From the entries that follow, extract each line holding the string "enero".
--- Start Material for the task ---
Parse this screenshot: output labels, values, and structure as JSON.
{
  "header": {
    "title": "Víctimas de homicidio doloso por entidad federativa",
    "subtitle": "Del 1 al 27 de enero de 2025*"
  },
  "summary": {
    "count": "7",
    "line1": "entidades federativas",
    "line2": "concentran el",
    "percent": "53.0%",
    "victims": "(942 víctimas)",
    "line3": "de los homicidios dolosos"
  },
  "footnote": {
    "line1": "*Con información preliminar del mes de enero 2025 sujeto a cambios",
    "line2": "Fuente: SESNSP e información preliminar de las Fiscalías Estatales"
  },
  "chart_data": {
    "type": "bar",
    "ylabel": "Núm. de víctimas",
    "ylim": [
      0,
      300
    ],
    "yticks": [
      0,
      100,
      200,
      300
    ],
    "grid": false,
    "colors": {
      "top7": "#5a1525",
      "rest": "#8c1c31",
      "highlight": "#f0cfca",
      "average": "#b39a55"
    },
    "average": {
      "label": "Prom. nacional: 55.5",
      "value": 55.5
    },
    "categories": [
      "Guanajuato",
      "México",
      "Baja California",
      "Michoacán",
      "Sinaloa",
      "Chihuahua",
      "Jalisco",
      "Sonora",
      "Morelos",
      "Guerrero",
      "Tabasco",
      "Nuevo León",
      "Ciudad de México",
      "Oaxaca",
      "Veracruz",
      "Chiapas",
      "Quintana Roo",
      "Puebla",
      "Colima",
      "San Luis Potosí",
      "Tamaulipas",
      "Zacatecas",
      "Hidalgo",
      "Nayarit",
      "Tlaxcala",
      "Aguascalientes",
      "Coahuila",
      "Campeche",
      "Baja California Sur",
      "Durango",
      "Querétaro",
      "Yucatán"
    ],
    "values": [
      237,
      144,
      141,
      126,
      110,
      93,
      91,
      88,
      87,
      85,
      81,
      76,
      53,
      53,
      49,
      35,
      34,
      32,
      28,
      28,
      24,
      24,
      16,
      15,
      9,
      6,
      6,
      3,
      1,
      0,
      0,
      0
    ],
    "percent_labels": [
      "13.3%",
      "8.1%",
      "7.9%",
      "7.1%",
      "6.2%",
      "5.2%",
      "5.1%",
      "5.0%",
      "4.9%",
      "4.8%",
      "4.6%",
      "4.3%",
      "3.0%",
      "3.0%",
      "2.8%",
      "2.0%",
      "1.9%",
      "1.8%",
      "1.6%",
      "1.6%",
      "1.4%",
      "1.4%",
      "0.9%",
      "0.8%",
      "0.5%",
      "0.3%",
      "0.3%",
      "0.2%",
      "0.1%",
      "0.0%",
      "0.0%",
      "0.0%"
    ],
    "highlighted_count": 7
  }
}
--- End Material for the task ---
> Reply to the exercise:
    "subtitle": "Del 1 al 27 de enero de 2025*"
    "line1": "*Con información preliminar del mes de enero 2025 sujeto a cambios",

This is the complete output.